### Instructions to follow:
Your task is to output all the records below, word for word.

--- Start Rows ---

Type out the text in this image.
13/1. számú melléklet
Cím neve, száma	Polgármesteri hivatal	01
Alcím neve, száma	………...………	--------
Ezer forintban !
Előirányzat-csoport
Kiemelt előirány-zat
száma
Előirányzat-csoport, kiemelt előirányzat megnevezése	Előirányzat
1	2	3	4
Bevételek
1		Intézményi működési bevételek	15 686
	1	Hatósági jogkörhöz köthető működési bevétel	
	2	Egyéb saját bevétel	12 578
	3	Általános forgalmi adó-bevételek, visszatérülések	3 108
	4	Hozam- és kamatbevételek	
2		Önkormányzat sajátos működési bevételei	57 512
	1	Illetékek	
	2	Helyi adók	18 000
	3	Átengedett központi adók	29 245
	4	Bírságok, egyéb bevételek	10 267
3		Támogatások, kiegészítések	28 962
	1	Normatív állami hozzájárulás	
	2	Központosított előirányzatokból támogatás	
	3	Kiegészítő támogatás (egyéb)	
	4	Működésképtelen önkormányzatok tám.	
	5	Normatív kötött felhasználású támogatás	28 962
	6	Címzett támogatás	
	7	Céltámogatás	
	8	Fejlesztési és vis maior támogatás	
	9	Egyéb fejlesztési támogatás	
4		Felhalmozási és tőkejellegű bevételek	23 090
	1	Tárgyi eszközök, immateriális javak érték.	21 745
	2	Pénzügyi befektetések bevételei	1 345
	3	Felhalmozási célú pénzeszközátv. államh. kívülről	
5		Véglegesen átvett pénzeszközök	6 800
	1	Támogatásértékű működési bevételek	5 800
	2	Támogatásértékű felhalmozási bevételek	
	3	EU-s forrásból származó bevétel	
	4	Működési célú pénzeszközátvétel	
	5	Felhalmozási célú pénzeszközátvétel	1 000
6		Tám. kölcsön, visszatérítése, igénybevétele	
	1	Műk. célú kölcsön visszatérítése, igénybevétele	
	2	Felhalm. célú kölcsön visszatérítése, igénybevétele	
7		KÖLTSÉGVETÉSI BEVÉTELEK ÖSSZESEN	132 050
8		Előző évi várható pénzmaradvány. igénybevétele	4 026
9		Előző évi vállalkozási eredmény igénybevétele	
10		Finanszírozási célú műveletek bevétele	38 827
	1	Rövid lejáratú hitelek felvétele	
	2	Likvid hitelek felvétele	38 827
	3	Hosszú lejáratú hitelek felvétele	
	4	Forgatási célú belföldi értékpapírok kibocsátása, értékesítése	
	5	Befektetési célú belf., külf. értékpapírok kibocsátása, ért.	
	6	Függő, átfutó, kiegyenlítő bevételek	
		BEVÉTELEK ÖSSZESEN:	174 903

--- End Rows ---

### Result below:
Type out the text in this image.
13/1. számú melléklet
Cím neve, száma	Polgármesteri hivatal	01
Alcím neve, száma	………...………	--------
Ezer forintban !
Előirányzat-csoport
Kiemelt előirány-zat
száma
Előirányzat-csoport, kiemelt előirányzat megnevezése	Előirányzat
1	2	3	4
Bevételek
1		Intézményi működési bevételek	15 686
	1	Hatósági jogkörhöz köthető működési bevétel	
	2	Egyéb saját bevétel	12 578
	3	Általános forgalmi adó-bevételek, visszatérülések	3 108
	4	Hozam- és kamatbevételek	
2		Önkormányzat sajátos működési bevételei	57 512
	1	Illetékek	
	2	Helyi adók	18 000
	3	Átengedett központi adók	29 245
	4	Bírságok, egyéb bevételek	10 267
3		Támogatások, kiegészítések	28 962
	1	Normatív állami hozzájárulás	
	2	Központosított előirányzatokból támogatás	
	3	Kiegészítő támogatás (egyéb)	
	4	Működésképtelen önkormányzatok tám.	
	5	Normatív kötött felhasználású támogatás	28 962
	6	Címzett támogatás	
	7	Céltámogatás	
	8	Fejlesztési és vis maior támogatás	
	9	Egyéb fejlesztési támogatás	
4		Felhalmozási és tőkejellegű bevételek	23 090
	1	Tárgyi eszközök, immateriális javak érték.	21 745
	2	Pénzügyi befektetések bevételei	1 345
	3	Felhalmozási célú pénzeszközátv. államh. kívülről	
5		Véglegesen átvett pénzeszközök	6 800
	1	Támogatásértékű működési bevételek	5 800
	2	Támogatásértékű felhalmozási bevételek	
	3	EU-s forrásból származó bevétel	
	4	Működési célú pénzeszközátvétel	
	5	Felhalmozási célú pénzeszközátvétel	1 000
6		Tám. kölcsön, visszatérítése, igénybevétele	
	1	Műk. célú kölcsön visszatérítése, igénybevétele	
	2	Felhalm. célú kölcsön visszatérítése, igénybevétele	
7		KÖLTSÉGVETÉSI BEVÉTELEK ÖSSZESEN	132 050
8		Előző évi várható pénzmaradvány. igénybevétele	4 026
9		Előző évi vállalkozási eredmény igénybevétele	
10		Finanszírozási célú műveletek bevétele	38 827
	1	Rövid lejáratú hitelek felvétele	
	2	Likvid hitelek felvétele	38 827
	3	Hosszú lejáratú hitelek felvétele	
	4	Forgatási célú belföldi értékpapírok kibocsátása, értékesítése	
	5	Befektetési célú belf., külf. értékpapírok kibocsátása, ért.	
	6	Függő, átfutó, kiegyenlítő bevételek	
		BEVÉTELEK ÖSSZESEN:	174 903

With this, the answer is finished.